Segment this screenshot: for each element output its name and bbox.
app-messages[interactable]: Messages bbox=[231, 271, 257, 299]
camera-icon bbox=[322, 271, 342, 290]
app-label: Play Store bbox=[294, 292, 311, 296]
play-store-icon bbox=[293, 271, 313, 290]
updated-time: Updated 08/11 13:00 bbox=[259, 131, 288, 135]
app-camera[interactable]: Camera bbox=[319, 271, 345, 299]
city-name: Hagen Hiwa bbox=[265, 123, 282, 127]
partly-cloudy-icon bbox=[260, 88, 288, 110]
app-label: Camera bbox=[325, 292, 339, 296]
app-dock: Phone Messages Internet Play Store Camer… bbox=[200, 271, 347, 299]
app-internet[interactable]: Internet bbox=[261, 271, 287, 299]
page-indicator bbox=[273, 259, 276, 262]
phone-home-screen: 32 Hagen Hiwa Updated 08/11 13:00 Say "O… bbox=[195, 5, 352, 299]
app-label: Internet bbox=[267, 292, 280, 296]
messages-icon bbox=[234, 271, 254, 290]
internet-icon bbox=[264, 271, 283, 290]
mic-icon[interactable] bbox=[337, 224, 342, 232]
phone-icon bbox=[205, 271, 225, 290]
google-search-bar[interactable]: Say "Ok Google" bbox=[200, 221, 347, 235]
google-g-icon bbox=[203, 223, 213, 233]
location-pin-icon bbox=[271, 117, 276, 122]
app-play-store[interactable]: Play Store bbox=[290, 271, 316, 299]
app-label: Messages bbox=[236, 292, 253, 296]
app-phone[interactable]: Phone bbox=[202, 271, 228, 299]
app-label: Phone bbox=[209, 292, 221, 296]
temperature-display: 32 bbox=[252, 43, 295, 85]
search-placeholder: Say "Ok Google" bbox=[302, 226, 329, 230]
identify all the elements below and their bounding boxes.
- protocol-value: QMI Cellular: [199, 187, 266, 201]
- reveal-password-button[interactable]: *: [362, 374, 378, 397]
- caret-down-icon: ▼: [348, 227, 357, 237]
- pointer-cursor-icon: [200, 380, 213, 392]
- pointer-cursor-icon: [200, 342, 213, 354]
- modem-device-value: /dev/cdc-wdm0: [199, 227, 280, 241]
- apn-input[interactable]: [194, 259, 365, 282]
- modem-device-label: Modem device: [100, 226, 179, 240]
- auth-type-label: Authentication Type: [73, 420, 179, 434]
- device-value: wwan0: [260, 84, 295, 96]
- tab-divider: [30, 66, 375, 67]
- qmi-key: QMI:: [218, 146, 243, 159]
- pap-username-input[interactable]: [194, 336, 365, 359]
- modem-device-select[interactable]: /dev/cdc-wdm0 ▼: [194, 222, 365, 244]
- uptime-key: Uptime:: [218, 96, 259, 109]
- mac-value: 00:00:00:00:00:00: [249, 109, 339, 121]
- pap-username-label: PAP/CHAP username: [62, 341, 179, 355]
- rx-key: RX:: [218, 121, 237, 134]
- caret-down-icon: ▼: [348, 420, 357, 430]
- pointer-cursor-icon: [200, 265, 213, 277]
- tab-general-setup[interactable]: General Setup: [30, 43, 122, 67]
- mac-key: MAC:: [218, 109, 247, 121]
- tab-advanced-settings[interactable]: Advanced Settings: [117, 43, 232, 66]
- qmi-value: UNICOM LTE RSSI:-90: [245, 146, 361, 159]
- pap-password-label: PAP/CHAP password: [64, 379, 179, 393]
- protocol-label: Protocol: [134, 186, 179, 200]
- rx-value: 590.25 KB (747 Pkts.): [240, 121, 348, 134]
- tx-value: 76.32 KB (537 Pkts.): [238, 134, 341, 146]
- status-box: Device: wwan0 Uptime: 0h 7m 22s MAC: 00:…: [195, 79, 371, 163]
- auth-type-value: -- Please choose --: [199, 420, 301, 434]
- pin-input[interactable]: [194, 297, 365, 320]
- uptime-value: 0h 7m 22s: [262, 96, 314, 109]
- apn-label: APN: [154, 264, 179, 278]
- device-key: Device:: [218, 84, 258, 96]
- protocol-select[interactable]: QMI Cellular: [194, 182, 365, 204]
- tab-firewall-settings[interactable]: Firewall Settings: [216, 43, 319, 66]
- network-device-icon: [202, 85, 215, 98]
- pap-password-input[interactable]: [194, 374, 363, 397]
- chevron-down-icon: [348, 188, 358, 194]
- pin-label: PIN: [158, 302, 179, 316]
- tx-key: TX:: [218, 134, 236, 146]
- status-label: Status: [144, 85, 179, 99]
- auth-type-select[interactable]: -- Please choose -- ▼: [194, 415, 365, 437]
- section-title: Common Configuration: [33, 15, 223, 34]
= = = =
Written problem: Write out the listing word for word, from its first line down to the line containing "app-label: Messages bbox=[236, 292, 253, 296]", including that line.

Task output:
Segment this screenshot: for each element output its name and bbox.
app-messages[interactable]: Messages bbox=[231, 271, 257, 299]
camera-icon bbox=[322, 271, 342, 290]
app-label: Play Store bbox=[294, 292, 311, 296]
play-store-icon bbox=[293, 271, 313, 290]
updated-time: Updated 08/11 13:00 bbox=[259, 131, 288, 135]
app-camera[interactable]: Camera bbox=[319, 271, 345, 299]
city-name: Hagen Hiwa bbox=[265, 123, 282, 127]
partly-cloudy-icon bbox=[260, 88, 288, 110]
app-label: Camera bbox=[325, 292, 339, 296]
app-dock: Phone Messages Internet Play Store Camer… bbox=[200, 271, 347, 299]
app-internet[interactable]: Internet bbox=[261, 271, 287, 299]
page-indicator bbox=[273, 259, 276, 262]
phone-home-screen: 32 Hagen Hiwa Updated 08/11 13:00 Say "O… bbox=[195, 5, 352, 299]
app-label: Internet bbox=[267, 292, 280, 296]
messages-icon bbox=[234, 271, 254, 290]
internet-icon bbox=[264, 271, 283, 290]
mic-icon[interactable] bbox=[337, 224, 342, 232]
phone-icon bbox=[205, 271, 225, 290]
google-search-bar[interactable]: Say "Ok Google" bbox=[200, 221, 347, 235]
google-g-icon bbox=[203, 223, 213, 233]
location-pin-icon bbox=[271, 117, 276, 122]
app-play-store[interactable]: Play Store bbox=[290, 271, 316, 299]
app-label: Messages bbox=[236, 292, 253, 296]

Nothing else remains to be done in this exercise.